◆ AIM OF THE TASK ◆
Hunt for the word "this" across the entries below, copying each line that holds it.
↓↓↓
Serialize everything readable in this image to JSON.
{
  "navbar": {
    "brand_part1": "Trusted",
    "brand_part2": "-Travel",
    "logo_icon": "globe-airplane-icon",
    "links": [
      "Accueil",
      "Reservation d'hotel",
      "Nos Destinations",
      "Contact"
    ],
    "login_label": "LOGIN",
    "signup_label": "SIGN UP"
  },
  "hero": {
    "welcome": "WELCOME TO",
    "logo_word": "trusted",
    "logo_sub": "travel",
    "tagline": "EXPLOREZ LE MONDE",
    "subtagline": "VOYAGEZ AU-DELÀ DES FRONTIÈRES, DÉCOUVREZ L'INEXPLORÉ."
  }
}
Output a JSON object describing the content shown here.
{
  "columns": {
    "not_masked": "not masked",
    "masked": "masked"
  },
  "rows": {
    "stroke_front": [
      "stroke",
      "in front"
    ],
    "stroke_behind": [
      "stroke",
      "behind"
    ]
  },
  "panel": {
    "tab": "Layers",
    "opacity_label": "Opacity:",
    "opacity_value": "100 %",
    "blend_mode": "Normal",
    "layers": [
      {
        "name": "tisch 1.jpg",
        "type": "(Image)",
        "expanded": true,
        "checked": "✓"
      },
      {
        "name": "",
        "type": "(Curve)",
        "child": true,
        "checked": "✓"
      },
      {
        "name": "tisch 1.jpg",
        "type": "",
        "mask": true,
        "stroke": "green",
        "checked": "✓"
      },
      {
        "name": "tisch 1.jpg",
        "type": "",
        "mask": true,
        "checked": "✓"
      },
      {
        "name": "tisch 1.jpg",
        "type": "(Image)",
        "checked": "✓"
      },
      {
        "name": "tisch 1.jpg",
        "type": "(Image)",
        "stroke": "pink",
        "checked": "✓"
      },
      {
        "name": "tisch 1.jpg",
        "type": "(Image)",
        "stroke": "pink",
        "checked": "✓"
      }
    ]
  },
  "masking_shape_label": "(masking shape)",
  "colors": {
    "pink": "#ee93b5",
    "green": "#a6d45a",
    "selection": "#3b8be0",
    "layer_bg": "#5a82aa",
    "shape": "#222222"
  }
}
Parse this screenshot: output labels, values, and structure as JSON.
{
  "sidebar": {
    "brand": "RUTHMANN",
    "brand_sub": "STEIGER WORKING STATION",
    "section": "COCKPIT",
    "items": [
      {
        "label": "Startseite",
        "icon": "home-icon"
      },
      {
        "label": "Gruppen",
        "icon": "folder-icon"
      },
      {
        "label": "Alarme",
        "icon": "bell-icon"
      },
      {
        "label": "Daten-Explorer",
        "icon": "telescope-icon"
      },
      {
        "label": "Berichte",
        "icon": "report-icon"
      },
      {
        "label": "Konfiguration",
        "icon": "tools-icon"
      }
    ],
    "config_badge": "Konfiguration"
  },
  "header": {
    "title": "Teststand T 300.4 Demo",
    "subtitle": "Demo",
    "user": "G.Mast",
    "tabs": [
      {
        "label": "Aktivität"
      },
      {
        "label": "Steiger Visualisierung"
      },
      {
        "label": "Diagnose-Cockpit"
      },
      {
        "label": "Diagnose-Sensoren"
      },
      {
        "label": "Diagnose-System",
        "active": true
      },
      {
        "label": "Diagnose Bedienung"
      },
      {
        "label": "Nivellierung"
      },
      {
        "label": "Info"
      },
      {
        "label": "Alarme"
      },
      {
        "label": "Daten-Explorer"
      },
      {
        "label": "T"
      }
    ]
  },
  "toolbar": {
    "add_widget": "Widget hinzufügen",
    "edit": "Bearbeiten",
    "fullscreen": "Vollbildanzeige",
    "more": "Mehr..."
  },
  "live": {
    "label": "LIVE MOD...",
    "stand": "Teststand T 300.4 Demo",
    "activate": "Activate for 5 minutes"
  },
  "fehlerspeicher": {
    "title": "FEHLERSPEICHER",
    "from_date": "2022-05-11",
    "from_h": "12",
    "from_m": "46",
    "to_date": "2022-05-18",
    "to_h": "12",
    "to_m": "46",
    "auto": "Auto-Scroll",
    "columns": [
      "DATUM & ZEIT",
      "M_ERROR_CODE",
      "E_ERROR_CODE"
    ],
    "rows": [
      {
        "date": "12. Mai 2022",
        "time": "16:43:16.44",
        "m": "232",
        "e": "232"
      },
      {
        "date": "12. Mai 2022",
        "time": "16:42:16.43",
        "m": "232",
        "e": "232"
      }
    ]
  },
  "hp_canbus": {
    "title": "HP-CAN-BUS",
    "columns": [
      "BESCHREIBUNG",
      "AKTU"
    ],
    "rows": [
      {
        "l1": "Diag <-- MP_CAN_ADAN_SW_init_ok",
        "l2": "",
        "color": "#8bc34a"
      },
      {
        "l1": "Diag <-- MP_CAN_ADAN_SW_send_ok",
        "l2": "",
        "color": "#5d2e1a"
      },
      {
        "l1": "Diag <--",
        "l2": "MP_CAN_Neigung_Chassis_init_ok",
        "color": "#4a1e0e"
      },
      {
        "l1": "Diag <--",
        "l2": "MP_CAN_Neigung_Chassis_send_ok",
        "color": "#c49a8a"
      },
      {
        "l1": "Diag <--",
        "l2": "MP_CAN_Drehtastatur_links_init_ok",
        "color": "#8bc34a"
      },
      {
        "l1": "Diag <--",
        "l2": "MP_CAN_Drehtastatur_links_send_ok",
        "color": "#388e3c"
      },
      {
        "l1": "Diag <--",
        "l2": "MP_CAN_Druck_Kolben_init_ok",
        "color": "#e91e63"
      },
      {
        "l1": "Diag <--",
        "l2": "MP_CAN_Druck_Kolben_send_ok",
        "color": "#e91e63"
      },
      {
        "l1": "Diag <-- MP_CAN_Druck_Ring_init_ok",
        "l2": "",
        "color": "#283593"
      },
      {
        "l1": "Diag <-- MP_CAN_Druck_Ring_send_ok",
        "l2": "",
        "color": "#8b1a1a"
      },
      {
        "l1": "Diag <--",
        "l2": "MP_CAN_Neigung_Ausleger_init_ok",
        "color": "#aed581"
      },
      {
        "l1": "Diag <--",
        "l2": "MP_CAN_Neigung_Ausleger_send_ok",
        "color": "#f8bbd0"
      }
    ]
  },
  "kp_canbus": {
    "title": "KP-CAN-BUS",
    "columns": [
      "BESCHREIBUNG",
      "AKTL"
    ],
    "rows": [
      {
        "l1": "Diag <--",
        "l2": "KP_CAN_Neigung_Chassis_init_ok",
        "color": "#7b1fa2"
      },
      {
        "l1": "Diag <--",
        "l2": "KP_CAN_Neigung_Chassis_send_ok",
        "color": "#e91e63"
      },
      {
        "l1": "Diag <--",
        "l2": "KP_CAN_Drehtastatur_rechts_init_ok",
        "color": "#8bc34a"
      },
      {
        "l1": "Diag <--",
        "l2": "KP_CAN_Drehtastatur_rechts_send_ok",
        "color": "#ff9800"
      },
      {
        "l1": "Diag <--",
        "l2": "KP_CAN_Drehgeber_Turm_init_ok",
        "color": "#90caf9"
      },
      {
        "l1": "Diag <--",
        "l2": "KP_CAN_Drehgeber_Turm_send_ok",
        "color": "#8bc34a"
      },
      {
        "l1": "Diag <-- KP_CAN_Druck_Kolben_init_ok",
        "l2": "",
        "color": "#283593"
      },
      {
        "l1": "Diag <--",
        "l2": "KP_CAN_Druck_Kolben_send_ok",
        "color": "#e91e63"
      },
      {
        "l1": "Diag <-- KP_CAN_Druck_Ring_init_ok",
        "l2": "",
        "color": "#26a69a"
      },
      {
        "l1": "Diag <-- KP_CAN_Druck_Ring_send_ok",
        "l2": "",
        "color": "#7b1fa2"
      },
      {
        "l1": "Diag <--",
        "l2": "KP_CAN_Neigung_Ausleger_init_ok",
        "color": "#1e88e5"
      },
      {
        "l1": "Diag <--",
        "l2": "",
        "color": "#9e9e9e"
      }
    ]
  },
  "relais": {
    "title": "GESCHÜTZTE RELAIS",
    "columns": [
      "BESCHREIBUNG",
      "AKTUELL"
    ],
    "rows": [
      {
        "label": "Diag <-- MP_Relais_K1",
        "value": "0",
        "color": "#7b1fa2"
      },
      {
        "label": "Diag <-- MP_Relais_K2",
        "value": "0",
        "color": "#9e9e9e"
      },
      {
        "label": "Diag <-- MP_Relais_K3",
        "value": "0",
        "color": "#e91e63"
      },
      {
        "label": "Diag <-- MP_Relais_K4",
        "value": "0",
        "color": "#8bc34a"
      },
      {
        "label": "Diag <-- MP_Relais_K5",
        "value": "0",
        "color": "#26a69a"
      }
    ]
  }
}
↑↑↑
◆ SOLUTION ◆
Serialize everything readable in this image to JSON.
Parse this screenshot: output labels, values, and structure as JSON.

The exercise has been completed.